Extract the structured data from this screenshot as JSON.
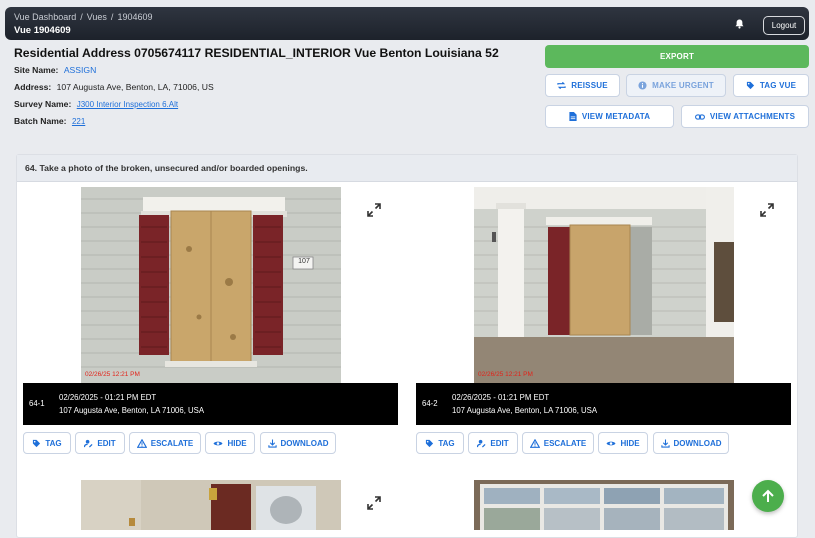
{
  "topbar": {
    "breadcrumbs": [
      "Vue Dashboard",
      "Vues",
      "1904609"
    ],
    "subtitle": "Vue 1904609",
    "bell_icon": "bell-icon",
    "logout_label": "Logout"
  },
  "header": {
    "title": "Residential Address 0705674117 RESIDENTIAL_INTERIOR Vue Benton Louisiana 52",
    "site_name_label": "Site Name:",
    "site_name_value": "ASSIGN",
    "address_label": "Address:",
    "address_value": "107 Augusta Ave, Benton, LA, 71006, US",
    "survey_label": "Survey Name:",
    "survey_value": "J300 Interior Inspection 6.Alt",
    "batch_label": "Batch Name:",
    "batch_value": "221"
  },
  "actions": {
    "export": "EXPORT",
    "reissue": "REISSUE",
    "make_urgent": "MAKE URGENT",
    "tag_vue": "TAG VUE",
    "view_metadata": "VIEW METADATA",
    "view_attachments": "VIEW ATTACHMENTS"
  },
  "question": {
    "title": "64. Take a photo of the broken, unsecured and/or boarded openings."
  },
  "photos": [
    {
      "id": "64-1",
      "datetime": "02/26/2025 - 01:21 PM EDT",
      "address": "107 Augusta Ave, Benton, LA 71006, USA",
      "stamp": "02/26/25 12:21 PM",
      "house_number": "107"
    },
    {
      "id": "64-2",
      "datetime": "02/26/2025 - 01:21 PM EDT",
      "address": "107 Augusta Ave, Benton, LA 71006, USA",
      "stamp": "02/26/25 12:21 PM"
    }
  ],
  "photo_actions": {
    "tag": "TAG",
    "edit": "EDIT",
    "escalate": "ESCALATE",
    "hide": "HIDE",
    "download": "DOWNLOAD"
  },
  "colors": {
    "accent": "#1e6fd9",
    "export": "#5cb85c",
    "fab": "#4cae4c",
    "topbar": "#1d222b",
    "stamp": "#e2231a"
  },
  "fab_icon": "arrow-up-icon"
}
##########
▶ **Stated exercise**
Repeat the data exactly, dropping every picture it holds.

▶ **Output below**
Extract the structured data from this screenshot as JSON.
{
  "topbar": {
    "breadcrumbs": [
      "Vue Dashboard",
      "Vues",
      "1904609"
    ],
    "subtitle": "Vue 1904609",
    "bell_icon": "bell-icon",
    "logout_label": "Logout"
  },
  "header": {
    "title": "Residential Address 0705674117 RESIDENTIAL_INTERIOR Vue Benton Louisiana 52",
    "site_name_label": "Site Name:",
    "site_name_value": "ASSIGN",
    "address_label": "Address:",
    "address_value": "107 Augusta Ave, Benton, LA, 71006, US",
    "survey_label": "Survey Name:",
    "survey_value": "J300 Interior Inspection 6.Alt",
    "batch_label": "Batch Name:",
    "batch_value": "221"
  },
  "actions": {
    "export": "EXPORT",
    "reissue": "REISSUE",
    "make_urgent": "MAKE URGENT",
    "tag_vue": "TAG VUE",
    "view_metadata": "VIEW METADATA",
    "view_attachments": "VIEW ATTACHMENTS"
  },
  "question": {
    "title": "64. Take a photo of the broken, unsecured and/or boarded openings."
  },
  "photos": [
    {
      "id": "64-1",
      "datetime": "02/26/2025 - 01:21 PM EDT",
      "address": "107 Augusta Ave, Benton, LA 71006, USA",
      "stamp": "02/26/25 12:21 PM",
      "house_number": "107"
    },
    {
      "id": "64-2",
      "datetime": "02/26/2025 - 01:21 PM EDT",
      "address": "107 Augusta Ave, Benton, LA 71006, USA",
      "stamp": "02/26/25 12:21 PM"
    }
  ],
  "photo_actions": {
    "tag": "TAG",
    "edit": "EDIT",
    "escalate": "ESCALATE",
    "hide": "HIDE",
    "download": "DOWNLOAD"
  },
  "colors": {
    "accent": "#1e6fd9",
    "export": "#5cb85c",
    "fab": "#4cae4c",
    "topbar": "#1d222b",
    "stamp": "#e2231a"
  },
  "fab_icon": "arrow-up-icon"
}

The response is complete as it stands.